— BEGIN Data section —

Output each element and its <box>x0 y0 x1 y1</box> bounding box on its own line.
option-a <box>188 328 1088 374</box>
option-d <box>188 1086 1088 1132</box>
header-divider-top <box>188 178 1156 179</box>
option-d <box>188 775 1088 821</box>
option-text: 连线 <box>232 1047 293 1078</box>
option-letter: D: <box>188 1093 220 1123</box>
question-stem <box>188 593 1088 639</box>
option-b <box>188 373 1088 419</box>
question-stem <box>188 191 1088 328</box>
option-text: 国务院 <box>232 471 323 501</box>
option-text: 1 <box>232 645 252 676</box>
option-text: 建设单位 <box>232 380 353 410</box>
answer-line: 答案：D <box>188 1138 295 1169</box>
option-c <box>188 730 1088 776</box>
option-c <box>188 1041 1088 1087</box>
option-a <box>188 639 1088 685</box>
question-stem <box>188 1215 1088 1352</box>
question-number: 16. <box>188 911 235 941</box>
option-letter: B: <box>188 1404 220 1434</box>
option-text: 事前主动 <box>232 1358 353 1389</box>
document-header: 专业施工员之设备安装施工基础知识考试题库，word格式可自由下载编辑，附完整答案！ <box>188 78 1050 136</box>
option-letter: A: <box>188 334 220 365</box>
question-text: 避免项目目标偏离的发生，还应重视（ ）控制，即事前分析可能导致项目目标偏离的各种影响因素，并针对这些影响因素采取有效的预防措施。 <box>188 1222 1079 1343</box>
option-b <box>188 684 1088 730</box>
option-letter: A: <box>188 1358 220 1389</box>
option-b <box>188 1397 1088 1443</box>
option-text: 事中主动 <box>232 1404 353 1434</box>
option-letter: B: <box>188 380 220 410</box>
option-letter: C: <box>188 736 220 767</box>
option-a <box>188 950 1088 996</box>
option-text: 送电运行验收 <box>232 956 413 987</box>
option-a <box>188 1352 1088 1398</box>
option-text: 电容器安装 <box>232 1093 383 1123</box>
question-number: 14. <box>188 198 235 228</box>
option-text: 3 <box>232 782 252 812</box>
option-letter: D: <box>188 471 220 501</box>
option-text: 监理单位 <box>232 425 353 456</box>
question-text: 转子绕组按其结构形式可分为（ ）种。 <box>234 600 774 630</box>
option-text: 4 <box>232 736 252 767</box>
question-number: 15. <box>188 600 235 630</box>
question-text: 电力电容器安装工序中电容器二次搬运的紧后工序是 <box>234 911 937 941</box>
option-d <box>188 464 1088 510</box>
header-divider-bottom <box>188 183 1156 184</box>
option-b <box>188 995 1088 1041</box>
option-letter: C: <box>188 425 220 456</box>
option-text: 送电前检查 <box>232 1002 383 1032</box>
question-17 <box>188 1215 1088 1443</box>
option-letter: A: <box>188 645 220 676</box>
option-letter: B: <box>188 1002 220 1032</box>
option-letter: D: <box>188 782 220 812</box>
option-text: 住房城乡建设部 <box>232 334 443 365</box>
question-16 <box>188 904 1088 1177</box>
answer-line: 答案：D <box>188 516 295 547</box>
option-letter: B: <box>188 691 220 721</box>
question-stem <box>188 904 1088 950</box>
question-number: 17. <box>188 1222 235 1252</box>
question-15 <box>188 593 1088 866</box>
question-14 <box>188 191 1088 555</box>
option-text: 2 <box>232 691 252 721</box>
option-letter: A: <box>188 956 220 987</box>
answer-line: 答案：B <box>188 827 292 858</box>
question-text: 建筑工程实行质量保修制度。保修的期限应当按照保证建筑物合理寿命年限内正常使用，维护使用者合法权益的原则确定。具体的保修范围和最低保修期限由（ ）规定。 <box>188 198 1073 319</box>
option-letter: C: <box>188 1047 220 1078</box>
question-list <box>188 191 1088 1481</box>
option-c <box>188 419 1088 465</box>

— END Data section —
— BEGIN Data section —

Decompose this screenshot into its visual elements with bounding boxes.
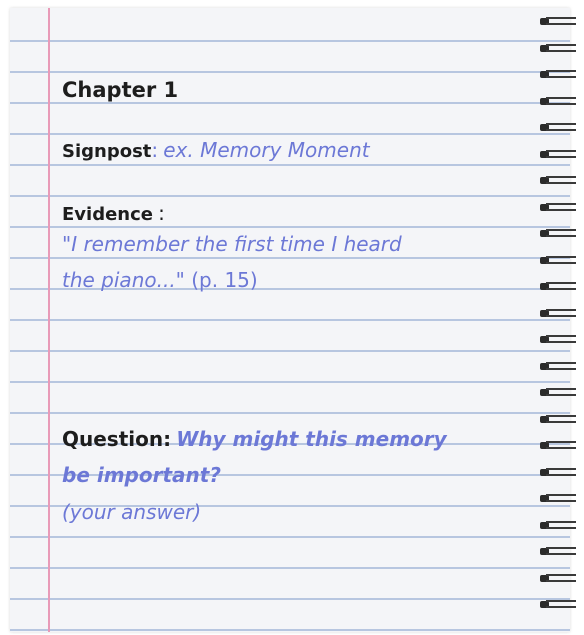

— END Data section —
— BEGIN Data section —

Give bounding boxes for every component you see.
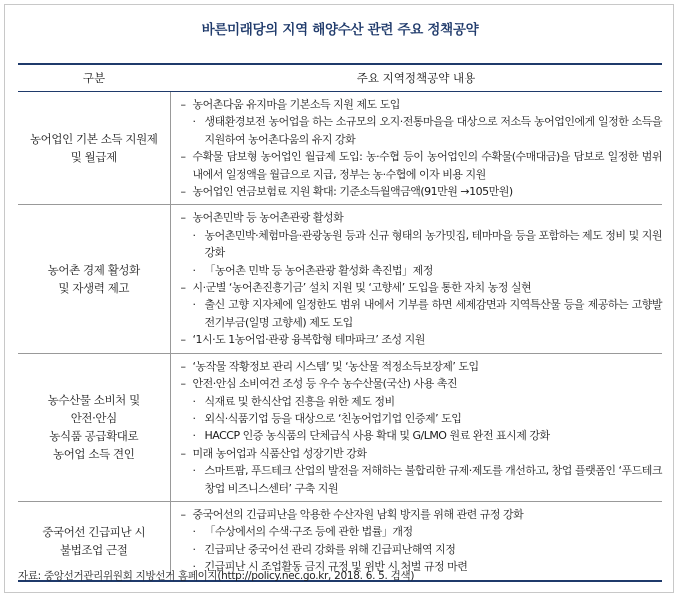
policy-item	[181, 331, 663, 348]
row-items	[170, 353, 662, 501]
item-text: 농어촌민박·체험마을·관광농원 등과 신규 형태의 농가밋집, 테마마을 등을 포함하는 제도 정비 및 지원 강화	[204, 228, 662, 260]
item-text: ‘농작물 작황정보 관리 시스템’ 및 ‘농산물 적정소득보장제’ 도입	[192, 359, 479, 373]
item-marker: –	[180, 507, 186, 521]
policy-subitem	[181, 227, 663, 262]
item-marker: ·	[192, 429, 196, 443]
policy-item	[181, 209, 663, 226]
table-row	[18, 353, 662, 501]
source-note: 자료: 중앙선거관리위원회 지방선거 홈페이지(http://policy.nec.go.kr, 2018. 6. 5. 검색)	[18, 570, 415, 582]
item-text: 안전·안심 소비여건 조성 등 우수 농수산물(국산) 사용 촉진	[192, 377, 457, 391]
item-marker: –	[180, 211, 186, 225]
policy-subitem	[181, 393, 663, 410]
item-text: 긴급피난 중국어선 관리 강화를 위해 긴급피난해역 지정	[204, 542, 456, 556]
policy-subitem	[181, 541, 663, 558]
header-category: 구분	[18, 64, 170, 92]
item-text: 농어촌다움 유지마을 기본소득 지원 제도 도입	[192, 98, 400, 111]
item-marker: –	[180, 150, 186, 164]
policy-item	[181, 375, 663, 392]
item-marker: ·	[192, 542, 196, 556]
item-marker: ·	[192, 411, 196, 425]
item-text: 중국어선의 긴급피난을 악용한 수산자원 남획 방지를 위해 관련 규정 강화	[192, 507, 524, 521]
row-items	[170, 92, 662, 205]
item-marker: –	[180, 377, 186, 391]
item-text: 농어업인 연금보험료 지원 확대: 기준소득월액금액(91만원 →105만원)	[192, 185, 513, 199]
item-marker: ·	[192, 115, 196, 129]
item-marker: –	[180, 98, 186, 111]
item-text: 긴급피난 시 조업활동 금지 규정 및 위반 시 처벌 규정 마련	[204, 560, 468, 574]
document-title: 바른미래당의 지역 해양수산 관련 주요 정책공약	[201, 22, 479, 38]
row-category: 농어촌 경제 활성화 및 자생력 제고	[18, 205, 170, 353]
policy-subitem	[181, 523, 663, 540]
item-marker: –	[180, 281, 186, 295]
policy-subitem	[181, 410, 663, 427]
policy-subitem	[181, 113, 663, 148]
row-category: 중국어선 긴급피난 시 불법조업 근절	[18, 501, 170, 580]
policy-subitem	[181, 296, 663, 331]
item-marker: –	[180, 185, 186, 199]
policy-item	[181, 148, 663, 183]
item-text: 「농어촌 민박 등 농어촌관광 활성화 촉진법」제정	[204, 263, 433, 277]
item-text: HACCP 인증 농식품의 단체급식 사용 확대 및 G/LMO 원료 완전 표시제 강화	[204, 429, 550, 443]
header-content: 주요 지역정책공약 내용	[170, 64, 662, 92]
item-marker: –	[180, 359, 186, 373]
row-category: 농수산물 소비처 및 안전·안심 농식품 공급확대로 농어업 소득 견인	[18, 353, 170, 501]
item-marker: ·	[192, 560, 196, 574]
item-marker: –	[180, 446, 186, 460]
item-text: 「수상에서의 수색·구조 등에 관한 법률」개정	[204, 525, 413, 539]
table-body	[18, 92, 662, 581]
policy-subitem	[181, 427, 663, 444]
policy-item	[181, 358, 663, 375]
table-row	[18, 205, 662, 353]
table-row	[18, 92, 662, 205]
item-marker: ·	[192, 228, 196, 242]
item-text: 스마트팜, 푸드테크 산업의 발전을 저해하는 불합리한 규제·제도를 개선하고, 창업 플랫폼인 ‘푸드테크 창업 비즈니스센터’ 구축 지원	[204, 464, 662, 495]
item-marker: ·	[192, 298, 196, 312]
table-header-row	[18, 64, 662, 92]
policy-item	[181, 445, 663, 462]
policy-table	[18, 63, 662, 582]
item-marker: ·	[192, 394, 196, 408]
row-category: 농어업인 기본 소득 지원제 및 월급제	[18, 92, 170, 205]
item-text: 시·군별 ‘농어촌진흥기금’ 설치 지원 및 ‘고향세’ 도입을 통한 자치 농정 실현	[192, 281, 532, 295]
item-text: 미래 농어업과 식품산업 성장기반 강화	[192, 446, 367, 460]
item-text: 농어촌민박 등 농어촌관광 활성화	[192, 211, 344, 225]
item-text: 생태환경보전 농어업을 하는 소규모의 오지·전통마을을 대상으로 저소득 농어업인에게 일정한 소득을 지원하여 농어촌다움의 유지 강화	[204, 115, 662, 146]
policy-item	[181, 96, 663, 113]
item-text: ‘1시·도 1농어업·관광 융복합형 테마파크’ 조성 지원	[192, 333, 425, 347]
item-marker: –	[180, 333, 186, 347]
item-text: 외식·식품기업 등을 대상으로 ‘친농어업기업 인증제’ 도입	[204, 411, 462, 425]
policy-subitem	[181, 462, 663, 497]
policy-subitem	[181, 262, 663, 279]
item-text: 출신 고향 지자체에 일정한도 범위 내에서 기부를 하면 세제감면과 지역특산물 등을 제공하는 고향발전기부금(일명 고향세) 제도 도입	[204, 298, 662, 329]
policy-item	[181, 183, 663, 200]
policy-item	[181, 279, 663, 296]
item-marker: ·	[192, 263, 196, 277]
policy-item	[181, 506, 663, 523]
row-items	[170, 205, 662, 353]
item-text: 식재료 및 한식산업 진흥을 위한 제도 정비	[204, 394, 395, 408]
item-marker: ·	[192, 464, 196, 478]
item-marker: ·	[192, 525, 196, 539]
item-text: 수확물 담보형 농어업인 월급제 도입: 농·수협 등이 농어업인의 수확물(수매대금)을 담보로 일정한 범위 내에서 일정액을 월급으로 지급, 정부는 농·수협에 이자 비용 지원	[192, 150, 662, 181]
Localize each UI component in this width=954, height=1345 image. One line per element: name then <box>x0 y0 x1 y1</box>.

— END Data section —

Directive:
Copy the lines above word for word, starting with the line that contains "Output each element" and going on through the line that contains "option-text: 建设单位 <box>232 380 353 410</box>", both of those lines included.

Task answer:
Output each element and its <box>x0 y0 x1 y1</box> bounding box on its own line.
option-a <box>188 328 1088 374</box>
option-d <box>188 1086 1088 1132</box>
header-divider-top <box>188 178 1156 179</box>
option-d <box>188 775 1088 821</box>
option-text: 连线 <box>232 1047 293 1078</box>
option-letter: D: <box>188 1093 220 1123</box>
question-stem <box>188 593 1088 639</box>
option-b <box>188 373 1088 419</box>
question-stem <box>188 191 1088 328</box>
option-text: 国务院 <box>232 471 323 501</box>
option-text: 1 <box>232 645 252 676</box>
option-text: 建设单位 <box>232 380 353 410</box>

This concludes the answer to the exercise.